> _PROBLEM TO SOLVE_
Reproduce all of the data that follows, character for character.

> _DATASET ENTRIES_
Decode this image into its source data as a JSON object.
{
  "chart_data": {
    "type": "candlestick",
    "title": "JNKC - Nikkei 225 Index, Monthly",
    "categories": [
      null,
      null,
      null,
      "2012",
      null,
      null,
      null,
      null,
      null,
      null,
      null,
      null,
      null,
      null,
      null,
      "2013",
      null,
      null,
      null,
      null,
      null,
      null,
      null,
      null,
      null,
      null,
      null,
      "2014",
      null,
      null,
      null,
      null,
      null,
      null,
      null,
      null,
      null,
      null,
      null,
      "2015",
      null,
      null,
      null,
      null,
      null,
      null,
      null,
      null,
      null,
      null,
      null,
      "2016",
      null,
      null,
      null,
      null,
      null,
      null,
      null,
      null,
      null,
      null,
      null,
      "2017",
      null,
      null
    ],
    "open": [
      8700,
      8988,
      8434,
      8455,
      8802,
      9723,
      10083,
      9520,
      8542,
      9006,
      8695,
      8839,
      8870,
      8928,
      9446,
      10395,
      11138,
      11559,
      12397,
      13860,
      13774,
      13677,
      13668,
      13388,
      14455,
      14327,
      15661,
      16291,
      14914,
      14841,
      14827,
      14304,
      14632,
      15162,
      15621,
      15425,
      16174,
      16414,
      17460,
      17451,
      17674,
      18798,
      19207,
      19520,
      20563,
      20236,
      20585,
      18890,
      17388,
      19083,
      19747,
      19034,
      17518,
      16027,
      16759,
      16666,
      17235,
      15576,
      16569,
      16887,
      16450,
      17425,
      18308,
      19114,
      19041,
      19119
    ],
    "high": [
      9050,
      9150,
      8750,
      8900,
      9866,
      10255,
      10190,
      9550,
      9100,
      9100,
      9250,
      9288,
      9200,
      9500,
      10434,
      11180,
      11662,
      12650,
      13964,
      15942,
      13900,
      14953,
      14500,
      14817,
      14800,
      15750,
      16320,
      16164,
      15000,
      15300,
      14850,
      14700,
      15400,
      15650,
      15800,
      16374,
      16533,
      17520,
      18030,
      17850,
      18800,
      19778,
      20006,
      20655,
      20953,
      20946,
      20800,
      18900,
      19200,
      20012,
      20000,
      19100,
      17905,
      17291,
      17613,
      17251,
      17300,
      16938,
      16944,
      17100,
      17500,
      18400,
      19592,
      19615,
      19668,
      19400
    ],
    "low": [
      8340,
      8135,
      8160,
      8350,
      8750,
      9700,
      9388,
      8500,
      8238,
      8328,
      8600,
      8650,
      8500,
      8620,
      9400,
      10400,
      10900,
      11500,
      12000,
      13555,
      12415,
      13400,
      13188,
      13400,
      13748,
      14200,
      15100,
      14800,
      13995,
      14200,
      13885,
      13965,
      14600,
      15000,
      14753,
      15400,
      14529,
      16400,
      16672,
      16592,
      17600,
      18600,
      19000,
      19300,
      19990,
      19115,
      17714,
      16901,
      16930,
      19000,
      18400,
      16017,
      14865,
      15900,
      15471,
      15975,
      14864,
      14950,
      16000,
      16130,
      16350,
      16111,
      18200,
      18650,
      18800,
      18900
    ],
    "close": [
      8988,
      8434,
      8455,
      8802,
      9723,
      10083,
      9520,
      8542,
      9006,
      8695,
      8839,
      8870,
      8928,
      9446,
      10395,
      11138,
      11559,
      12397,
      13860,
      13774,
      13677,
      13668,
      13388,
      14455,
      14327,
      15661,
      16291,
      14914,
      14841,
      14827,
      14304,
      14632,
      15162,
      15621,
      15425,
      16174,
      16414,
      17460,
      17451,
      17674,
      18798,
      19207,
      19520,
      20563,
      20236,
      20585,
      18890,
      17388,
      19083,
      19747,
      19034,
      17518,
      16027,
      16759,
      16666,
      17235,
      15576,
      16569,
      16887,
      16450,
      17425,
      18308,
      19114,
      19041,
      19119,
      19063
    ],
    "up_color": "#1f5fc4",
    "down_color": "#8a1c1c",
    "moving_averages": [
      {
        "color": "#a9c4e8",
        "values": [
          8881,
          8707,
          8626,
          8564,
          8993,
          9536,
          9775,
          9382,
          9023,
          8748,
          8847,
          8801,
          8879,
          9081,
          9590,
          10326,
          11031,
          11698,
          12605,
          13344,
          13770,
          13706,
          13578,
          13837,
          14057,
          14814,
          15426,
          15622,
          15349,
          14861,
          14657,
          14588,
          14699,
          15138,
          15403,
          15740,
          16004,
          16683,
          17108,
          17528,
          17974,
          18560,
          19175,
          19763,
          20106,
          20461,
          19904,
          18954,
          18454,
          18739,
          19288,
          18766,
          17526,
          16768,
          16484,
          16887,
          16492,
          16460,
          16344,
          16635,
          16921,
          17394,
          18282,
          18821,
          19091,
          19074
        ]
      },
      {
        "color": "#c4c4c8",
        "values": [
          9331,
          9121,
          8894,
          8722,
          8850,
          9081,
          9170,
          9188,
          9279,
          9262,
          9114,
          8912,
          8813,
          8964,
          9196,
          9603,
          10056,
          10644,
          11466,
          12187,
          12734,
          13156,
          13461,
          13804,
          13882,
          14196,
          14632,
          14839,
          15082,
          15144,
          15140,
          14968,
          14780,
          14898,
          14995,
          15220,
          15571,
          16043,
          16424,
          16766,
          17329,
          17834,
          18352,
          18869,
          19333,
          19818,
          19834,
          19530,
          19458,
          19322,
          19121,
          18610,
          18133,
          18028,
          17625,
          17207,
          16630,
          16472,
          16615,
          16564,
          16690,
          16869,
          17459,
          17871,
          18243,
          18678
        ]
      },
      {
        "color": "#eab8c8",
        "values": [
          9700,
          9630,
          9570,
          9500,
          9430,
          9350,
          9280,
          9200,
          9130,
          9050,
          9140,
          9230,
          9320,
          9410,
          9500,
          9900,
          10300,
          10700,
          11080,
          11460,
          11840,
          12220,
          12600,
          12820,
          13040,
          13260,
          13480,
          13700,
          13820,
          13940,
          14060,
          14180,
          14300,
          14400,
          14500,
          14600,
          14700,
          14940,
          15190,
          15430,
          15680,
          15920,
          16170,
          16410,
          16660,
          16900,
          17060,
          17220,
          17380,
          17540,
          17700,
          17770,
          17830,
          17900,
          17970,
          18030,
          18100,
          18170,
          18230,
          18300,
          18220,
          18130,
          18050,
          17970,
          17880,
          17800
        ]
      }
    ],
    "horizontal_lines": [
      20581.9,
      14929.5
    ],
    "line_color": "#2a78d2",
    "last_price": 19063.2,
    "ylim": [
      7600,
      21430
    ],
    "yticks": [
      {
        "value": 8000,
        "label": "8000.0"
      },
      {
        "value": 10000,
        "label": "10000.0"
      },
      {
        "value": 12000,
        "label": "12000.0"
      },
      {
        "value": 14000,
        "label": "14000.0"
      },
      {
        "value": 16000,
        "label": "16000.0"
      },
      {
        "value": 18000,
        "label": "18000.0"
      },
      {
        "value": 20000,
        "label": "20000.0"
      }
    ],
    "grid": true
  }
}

> _ANSWER FOR THIS EXERCISE_
Decode this image into its source data as a JSON object.
{
  "chart_data": {
    "type": "candlestick",
    "title": "JNKC - Nikkei 225 Index, Monthly",
    "categories": [
      null,
      null,
      null,
      "2012",
      null,
      null,
      null,
      null,
      null,
      null,
      null,
      null,
      null,
      null,
      null,
      "2013",
      null,
      null,
      null,
      null,
      null,
      null,
      null,
      null,
      null,
      null,
      null,
      "2014",
      null,
      null,
      null,
      null,
      null,
      null,
      null,
      null,
      null,
      null,
      null,
      "2015",
      null,
      null,
      null,
      null,
      null,
      null,
      null,
      null,
      null,
      null,
      null,
      "2016",
      null,
      null,
      null,
      null,
      null,
      null,
      null,
      null,
      null,
      null,
      null,
      "2017",
      null,
      null
    ],
    "open": [
      8700,
      8988,
      8434,
      8455,
      8802,
      9723,
      10083,
      9520,
      8542,
      9006,
      8695,
      8839,
      8870,
      8928,
      9446,
      10395,
      11138,
      11559,
      12397,
      13860,
      13774,
      13677,
      13668,
      13388,
      14455,
      14327,
      15661,
      16291,
      14914,
      14841,
      14827,
      14304,
      14632,
      15162,
      15621,
      15425,
      16174,
      16414,
      17460,
      17451,
      17674,
      18798,
      19207,
      19520,
      20563,
      20236,
      20585,
      18890,
      17388,
      19083,
      19747,
      19034,
      17518,
      16027,
      16759,
      16666,
      17235,
      15576,
      16569,
      16887,
      16450,
      17425,
      18308,
      19114,
      19041,
      19119
    ],
    "high": [
      9050,
      9150,
      8750,
      8900,
      9866,
      10255,
      10190,
      9550,
      9100,
      9100,
      9250,
      9288,
      9200,
      9500,
      10434,
      11180,
      11662,
      12650,
      13964,
      15942,
      13900,
      14953,
      14500,
      14817,
      14800,
      15750,
      16320,
      16164,
      15000,
      15300,
      14850,
      14700,
      15400,
      15650,
      15800,
      16374,
      16533,
      17520,
      18030,
      17850,
      18800,
      19778,
      20006,
      20655,
      20953,
      20946,
      20800,
      18900,
      19200,
      20012,
      20000,
      19100,
      17905,
      17291,
      17613,
      17251,
      17300,
      16938,
      16944,
      17100,
      17500,
      18400,
      19592,
      19615,
      19668,
      19400
    ],
    "low": [
      8340,
      8135,
      8160,
      8350,
      8750,
      9700,
      9388,
      8500,
      8238,
      8328,
      8600,
      8650,
      8500,
      8620,
      9400,
      10400,
      10900,
      11500,
      12000,
      13555,
      12415,
      13400,
      13188,
      13400,
      13748,
      14200,
      15100,
      14800,
      13995,
      14200,
      13885,
      13965,
      14600,
      15000,
      14753,
      15400,
      14529,
      16400,
      16672,
      16592,
      17600,
      18600,
      19000,
      19300,
      19990,
      19115,
      17714,
      16901,
      16930,
      19000,
      18400,
      16017,
      14865,
      15900,
      15471,
      15975,
      14864,
      14950,
      16000,
      16130,
      16350,
      16111,
      18200,
      18650,
      18800,
      18900
    ],
    "close": [
      8988,
      8434,
      8455,
      8802,
      9723,
      10083,
      9520,
      8542,
      9006,
      8695,
      8839,
      8870,
      8928,
      9446,
      10395,
      11138,
      11559,
      12397,
      13860,
      13774,
      13677,
      13668,
      13388,
      14455,
      14327,
      15661,
      16291,
      14914,
      14841,
      14827,
      14304,
      14632,
      15162,
      15621,
      15425,
      16174,
      16414,
      17460,
      17451,
      17674,
      18798,
      19207,
      19520,
      20563,
      20236,
      20585,
      18890,
      17388,
      19083,
      19747,
      19034,
      17518,
      16027,
      16759,
      16666,
      17235,
      15576,
      16569,
      16887,
      16450,
      17425,
      18308,
      19114,
      19041,
      19119,
      19063
    ],
    "up_color": "#1f5fc4",
    "down_color": "#8a1c1c",
    "moving_averages": [
      {
        "color": "#a9c4e8",
        "values": [
          8881,
          8707,
          8626,
          8564,
          8993,
          9536,
          9775,
          9382,
          9023,
          8748,
          8847,
          8801,
          8879,
          9081,
          9590,
          10326,
          11031,
          11698,
          12605,
          13344,
          13770,
          13706,
          13578,
          13837,
          14057,
          14814,
          15426,
          15622,
          15349,
          14861,
          14657,
          14588,
          14699,
          15138,
          15403,
          15740,
          16004,
          16683,
          17108,
          17528,
          17974,
          18560,
          19175,
          19763,
          20106,
          20461,
          19904,
          18954,
          18454,
          18739,
          19288,
          18766,
          17526,
          16768,
          16484,
          16887,
          16492,
          16460,
          16344,
          16635,
          16921,
          17394,
          18282,
          18821,
          19091,
          19074
        ]
      },
      {
        "color": "#c4c4c8",
        "values": [
          9331,
          9121,
          8894,
          8722,
          8850,
          9081,
          9170,
          9188,
          9279,
          9262,
          9114,
          8912,
          8813,
          8964,
          9196,
          9603,
          10056,
          10644,
          11466,
          12187,
          12734,
          13156,
          13461,
          13804,
          13882,
          14196,
          14632,
          14839,
          15082,
          15144,
          15140,
          14968,
          14780,
          14898,
          14995,
          15220,
          15571,
          16043,
          16424,
          16766,
          17329,
          17834,
          18352,
          18869,
          19333,
          19818,
          19834,
          19530,
          19458,
          19322,
          19121,
          18610,
          18133,
          18028,
          17625,
          17207,
          16630,
          16472,
          16615,
          16564,
          16690,
          16869,
          17459,
          17871,
          18243,
          18678
        ]
      },
      {
        "color": "#eab8c8",
        "values": [
          9700,
          9630,
          9570,
          9500,
          9430,
          9350,
          9280,
          9200,
          9130,
          9050,
          9140,
          9230,
          9320,
          9410,
          9500,
          9900,
          10300,
          10700,
          11080,
          11460,
          11840,
          12220,
          12600,
          12820,
          13040,
          13260,
          13480,
          13700,
          13820,
          13940,
          14060,
          14180,
          14300,
          14400,
          14500,
          14600,
          14700,
          14940,
          15190,
          15430,
          15680,
          15920,
          16170,
          16410,
          16660,
          16900,
          17060,
          17220,
          17380,
          17540,
          17700,
          17770,
          17830,
          17900,
          17970,
          18030,
          18100,
          18170,
          18230,
          18300,
          18220,
          18130,
          18050,
          17970,
          17880,
          17800
        ]
      }
    ],
    "horizontal_lines": [
      20581.9,
      14929.5
    ],
    "line_color": "#2a78d2",
    "last_price": 19063.2,
    "ylim": [
      7600,
      21430
    ],
    "yticks": [
      {
        "value": 8000,
        "label": "8000.0"
      },
      {
        "value": 10000,
        "label": "10000.0"
      },
      {
        "value": 12000,
        "label": "12000.0"
      },
      {
        "value": 14000,
        "label": "14000.0"
      },
      {
        "value": 16000,
        "label": "16000.0"
      },
      {
        "value": 18000,
        "label": "18000.0"
      },
      {
        "value": 20000,
        "label": "20000.0"
      }
    ],
    "grid": true
  }
}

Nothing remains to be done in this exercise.